[DATA PROVIDED]
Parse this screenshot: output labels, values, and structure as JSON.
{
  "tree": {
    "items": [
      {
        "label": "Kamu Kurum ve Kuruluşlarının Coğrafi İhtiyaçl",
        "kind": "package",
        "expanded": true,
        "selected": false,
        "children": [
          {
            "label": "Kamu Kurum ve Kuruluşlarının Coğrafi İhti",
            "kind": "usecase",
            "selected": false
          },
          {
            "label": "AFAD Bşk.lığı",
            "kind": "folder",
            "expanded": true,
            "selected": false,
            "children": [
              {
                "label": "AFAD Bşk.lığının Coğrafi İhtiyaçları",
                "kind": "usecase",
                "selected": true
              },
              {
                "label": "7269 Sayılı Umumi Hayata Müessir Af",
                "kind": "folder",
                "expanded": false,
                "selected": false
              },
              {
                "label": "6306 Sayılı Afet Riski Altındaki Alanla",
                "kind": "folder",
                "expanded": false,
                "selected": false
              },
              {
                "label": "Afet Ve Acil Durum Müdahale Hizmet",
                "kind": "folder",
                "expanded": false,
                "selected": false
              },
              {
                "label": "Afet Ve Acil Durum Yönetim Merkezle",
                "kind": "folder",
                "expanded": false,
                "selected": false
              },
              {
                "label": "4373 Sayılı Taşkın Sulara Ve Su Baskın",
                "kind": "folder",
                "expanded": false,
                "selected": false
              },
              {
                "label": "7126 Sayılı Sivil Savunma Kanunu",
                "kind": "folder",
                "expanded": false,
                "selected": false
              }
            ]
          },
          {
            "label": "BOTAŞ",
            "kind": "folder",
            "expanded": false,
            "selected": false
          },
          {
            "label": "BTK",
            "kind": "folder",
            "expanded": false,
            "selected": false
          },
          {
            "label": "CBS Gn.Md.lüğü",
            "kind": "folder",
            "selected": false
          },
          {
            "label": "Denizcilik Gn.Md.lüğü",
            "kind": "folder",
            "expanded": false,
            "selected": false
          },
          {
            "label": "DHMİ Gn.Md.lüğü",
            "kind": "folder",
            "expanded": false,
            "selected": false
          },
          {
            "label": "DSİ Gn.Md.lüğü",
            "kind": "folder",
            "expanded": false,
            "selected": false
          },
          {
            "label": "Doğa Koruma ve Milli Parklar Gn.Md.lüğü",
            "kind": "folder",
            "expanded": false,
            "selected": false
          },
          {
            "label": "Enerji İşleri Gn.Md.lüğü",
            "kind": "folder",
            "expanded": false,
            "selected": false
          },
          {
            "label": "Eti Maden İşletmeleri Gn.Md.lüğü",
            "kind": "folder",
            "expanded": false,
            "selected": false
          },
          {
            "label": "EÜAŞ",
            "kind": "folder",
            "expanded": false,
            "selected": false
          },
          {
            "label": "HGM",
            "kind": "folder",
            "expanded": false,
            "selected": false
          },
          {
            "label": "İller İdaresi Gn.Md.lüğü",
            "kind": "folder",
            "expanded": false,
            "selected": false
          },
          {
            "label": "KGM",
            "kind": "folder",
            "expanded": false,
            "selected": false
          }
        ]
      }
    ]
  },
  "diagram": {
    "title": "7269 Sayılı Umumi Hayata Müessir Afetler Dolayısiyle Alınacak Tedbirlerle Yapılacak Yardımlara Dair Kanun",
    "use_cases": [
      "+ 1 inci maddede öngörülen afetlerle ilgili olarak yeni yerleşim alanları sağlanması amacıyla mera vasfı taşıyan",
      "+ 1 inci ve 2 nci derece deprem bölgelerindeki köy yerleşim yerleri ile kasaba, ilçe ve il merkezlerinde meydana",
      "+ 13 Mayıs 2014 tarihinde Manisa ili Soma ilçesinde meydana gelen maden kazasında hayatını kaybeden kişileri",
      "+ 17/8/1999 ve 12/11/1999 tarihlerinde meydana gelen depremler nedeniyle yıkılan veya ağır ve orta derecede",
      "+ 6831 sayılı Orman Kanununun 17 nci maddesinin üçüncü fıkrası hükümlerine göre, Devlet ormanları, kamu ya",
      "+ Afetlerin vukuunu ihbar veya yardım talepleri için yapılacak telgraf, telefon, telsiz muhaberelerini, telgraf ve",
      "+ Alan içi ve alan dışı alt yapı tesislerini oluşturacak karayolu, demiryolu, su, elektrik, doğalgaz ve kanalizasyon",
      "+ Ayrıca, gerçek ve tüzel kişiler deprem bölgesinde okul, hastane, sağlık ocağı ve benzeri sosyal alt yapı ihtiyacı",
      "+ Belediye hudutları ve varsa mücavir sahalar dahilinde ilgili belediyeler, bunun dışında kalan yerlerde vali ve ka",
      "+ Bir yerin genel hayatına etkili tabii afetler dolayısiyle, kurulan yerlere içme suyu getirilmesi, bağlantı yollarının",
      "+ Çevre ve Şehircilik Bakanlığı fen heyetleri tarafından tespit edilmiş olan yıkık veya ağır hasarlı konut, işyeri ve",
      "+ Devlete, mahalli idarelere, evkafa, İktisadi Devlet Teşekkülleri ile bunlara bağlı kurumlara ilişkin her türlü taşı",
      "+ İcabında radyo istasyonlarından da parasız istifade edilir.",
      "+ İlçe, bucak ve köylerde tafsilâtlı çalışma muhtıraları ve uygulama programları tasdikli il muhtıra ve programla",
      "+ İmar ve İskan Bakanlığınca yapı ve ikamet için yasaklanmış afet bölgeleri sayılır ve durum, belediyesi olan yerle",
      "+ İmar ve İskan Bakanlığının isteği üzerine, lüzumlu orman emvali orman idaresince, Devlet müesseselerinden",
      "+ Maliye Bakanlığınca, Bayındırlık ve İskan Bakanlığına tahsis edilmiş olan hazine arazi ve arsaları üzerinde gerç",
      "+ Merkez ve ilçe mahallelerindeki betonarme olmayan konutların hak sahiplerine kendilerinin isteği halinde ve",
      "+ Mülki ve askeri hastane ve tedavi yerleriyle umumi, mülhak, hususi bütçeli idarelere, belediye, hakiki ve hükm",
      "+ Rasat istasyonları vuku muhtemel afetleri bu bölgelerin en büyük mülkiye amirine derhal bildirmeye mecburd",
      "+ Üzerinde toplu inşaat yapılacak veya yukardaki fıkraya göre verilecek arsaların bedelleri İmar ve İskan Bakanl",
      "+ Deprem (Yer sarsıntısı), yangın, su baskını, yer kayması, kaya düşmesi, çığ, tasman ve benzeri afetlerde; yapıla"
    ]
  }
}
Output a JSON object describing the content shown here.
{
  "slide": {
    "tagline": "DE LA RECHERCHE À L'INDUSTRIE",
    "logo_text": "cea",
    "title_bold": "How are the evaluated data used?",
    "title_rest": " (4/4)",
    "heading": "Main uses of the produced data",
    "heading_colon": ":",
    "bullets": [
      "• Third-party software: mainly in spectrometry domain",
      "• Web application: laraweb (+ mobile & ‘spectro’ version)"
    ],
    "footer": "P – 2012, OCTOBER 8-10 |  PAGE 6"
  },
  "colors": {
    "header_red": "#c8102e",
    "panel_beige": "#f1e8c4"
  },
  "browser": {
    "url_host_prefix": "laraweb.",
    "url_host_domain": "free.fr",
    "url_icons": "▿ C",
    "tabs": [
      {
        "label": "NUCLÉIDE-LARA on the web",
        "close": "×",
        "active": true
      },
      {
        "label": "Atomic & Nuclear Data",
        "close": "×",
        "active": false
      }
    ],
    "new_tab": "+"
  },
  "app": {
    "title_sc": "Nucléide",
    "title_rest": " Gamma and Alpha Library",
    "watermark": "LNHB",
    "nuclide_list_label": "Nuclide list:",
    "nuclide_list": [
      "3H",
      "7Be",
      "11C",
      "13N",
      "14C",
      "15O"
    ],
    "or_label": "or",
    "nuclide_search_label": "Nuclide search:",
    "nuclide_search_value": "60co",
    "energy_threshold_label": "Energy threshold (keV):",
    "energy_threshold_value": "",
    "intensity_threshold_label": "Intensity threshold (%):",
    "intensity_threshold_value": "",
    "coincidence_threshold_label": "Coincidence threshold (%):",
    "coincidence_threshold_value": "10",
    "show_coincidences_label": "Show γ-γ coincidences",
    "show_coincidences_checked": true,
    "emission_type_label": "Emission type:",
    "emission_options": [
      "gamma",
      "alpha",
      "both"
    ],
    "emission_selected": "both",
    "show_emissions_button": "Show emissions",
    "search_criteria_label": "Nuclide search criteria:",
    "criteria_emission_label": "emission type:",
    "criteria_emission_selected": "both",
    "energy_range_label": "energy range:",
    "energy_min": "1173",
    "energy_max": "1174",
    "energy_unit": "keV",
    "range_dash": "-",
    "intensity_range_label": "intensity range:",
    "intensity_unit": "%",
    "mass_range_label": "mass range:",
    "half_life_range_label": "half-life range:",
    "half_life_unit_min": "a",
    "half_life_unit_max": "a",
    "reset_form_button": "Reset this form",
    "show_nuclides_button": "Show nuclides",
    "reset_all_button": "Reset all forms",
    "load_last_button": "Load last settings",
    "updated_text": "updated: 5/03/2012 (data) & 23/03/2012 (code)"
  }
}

[DESCRIPTION OF THE TASK] Above are the records. Copy every line in them holding "this".

[REPLY TO THE TASK]
Parse this screenshot: output labels, values, and structure as JSON.
    "reset_form_button": "Reset this form",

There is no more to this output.